*PROBLEM TO SOLVE:* Copy the records word for word, starting at their first line and ending at the line that contains "x-tick-label-year: 2025 bbox=[257, 472, 290, 487]", with both of those lines included.

*ENTRIES SUPPLIED:*

——————

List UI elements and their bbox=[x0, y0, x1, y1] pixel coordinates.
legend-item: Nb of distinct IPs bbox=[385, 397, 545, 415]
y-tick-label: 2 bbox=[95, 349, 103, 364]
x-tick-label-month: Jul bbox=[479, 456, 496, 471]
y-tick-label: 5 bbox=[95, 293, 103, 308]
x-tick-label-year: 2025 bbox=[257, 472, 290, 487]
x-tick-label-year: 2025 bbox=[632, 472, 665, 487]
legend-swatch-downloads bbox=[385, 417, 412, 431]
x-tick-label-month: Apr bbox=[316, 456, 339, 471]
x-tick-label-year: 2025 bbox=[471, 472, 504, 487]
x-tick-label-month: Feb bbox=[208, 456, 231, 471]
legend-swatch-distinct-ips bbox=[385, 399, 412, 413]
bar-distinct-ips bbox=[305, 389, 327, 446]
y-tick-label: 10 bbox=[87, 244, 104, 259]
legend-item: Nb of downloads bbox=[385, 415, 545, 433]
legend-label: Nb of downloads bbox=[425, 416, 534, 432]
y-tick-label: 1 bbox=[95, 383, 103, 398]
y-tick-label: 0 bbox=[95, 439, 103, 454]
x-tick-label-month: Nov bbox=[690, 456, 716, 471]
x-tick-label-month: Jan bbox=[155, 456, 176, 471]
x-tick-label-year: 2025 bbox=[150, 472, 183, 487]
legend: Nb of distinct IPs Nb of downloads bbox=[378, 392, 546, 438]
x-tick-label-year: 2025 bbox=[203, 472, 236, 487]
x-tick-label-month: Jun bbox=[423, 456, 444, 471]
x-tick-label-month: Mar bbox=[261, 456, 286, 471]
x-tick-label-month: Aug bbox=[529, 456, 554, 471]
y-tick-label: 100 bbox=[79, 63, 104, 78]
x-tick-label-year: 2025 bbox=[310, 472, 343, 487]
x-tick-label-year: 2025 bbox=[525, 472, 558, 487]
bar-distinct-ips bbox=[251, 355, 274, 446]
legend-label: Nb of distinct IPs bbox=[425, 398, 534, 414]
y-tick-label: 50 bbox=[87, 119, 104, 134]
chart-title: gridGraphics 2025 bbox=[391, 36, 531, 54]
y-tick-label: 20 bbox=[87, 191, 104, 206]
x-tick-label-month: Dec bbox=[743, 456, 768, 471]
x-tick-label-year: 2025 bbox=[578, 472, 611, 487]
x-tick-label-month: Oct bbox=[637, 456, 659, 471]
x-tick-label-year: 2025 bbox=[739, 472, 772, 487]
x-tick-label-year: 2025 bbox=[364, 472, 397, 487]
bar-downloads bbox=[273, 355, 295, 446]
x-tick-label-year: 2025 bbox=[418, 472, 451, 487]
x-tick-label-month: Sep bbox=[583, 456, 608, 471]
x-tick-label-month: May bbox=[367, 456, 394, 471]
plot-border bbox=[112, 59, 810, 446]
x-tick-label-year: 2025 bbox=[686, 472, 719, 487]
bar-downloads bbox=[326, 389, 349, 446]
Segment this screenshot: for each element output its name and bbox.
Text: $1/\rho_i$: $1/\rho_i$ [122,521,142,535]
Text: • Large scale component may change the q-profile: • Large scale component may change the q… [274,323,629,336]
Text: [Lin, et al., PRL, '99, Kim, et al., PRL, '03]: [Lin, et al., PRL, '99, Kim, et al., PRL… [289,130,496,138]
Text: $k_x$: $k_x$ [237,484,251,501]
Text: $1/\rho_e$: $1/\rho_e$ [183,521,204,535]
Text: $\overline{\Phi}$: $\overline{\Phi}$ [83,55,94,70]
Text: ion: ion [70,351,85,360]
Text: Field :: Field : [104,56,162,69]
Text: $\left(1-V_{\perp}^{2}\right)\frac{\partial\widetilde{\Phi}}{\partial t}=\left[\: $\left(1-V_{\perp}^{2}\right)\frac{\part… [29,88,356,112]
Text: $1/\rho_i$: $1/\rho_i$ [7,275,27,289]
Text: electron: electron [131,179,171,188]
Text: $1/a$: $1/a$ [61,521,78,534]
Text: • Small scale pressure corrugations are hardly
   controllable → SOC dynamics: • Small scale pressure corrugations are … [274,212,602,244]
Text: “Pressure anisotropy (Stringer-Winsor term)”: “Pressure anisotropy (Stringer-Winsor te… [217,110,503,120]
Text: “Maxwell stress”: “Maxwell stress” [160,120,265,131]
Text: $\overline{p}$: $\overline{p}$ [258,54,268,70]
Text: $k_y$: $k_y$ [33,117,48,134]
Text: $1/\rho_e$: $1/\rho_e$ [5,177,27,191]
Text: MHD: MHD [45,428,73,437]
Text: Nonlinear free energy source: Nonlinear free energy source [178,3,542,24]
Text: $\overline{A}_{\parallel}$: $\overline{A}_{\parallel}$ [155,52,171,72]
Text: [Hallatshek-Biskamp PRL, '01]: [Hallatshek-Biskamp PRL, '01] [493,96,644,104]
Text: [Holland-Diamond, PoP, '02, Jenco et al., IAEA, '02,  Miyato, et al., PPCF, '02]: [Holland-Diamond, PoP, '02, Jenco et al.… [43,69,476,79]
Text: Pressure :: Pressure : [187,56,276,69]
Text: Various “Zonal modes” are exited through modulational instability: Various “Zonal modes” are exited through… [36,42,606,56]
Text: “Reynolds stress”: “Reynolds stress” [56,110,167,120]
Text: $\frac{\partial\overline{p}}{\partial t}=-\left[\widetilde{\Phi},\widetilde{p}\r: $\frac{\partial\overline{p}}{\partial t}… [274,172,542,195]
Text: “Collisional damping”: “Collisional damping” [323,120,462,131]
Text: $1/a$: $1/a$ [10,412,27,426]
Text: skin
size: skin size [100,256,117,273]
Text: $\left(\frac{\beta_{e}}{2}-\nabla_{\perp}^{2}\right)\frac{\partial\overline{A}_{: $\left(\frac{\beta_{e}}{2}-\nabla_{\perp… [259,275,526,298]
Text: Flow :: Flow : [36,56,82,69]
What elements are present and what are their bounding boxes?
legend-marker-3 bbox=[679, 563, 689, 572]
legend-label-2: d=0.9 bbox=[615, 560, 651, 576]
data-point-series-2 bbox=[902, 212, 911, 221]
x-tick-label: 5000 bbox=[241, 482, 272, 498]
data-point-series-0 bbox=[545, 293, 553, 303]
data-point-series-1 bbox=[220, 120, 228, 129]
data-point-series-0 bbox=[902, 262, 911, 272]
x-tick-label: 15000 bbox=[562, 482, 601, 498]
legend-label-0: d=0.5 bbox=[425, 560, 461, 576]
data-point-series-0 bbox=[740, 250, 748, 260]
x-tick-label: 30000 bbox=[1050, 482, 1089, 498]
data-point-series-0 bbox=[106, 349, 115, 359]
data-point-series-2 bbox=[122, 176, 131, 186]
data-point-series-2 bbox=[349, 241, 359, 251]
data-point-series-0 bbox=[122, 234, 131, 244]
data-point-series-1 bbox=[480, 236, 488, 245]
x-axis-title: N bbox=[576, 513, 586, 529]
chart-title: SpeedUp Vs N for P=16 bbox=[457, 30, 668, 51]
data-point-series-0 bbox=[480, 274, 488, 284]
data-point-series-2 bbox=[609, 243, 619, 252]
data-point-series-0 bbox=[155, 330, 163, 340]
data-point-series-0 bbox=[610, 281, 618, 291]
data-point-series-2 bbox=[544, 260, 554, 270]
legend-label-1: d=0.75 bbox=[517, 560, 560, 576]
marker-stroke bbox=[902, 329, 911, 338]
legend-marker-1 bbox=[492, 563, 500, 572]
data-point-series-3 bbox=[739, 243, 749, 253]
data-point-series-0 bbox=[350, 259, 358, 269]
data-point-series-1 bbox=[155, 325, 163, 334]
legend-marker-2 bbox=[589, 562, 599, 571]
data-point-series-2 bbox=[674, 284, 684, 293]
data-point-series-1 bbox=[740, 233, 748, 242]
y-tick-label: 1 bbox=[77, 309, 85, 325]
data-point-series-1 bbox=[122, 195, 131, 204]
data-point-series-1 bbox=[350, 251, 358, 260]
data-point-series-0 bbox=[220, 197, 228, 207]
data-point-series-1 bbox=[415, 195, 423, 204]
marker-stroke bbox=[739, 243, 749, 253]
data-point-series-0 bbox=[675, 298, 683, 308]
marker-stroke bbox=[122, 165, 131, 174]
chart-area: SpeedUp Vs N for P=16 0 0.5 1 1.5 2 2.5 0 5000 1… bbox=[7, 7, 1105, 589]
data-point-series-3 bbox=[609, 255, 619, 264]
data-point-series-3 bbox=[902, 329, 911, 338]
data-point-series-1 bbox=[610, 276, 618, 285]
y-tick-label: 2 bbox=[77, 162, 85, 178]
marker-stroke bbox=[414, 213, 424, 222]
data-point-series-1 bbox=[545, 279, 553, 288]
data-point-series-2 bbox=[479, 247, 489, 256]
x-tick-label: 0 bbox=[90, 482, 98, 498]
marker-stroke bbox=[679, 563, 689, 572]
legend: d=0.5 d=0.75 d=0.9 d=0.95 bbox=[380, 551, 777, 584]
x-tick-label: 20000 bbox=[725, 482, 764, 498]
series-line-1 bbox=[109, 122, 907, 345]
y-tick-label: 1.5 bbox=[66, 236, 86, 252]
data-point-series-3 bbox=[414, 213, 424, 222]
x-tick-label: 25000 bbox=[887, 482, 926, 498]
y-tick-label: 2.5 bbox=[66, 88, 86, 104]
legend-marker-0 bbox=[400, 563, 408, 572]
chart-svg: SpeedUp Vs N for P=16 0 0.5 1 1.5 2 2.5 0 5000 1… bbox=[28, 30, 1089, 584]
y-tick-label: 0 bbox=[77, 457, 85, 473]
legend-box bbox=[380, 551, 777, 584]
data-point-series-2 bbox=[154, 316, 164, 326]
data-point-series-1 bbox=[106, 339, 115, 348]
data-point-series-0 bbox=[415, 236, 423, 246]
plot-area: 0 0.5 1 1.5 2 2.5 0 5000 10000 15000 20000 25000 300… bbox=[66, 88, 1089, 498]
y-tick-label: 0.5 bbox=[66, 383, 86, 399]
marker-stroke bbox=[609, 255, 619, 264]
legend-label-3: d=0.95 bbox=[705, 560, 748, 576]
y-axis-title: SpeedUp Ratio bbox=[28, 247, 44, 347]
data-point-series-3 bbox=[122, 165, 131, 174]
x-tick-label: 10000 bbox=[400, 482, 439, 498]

——————

*EXERCISE SOLUTION:*
List UI elements and their bbox=[x0, y0, x1, y1] pixel coordinates.
legend-item: Nb of distinct IPs bbox=[385, 397, 545, 415]
y-tick-label: 2 bbox=[95, 349, 103, 364]
x-tick-label-month: Jul bbox=[479, 456, 496, 471]
y-tick-label: 5 bbox=[95, 293, 103, 308]
x-tick-label-year: 2025 bbox=[257, 472, 290, 487]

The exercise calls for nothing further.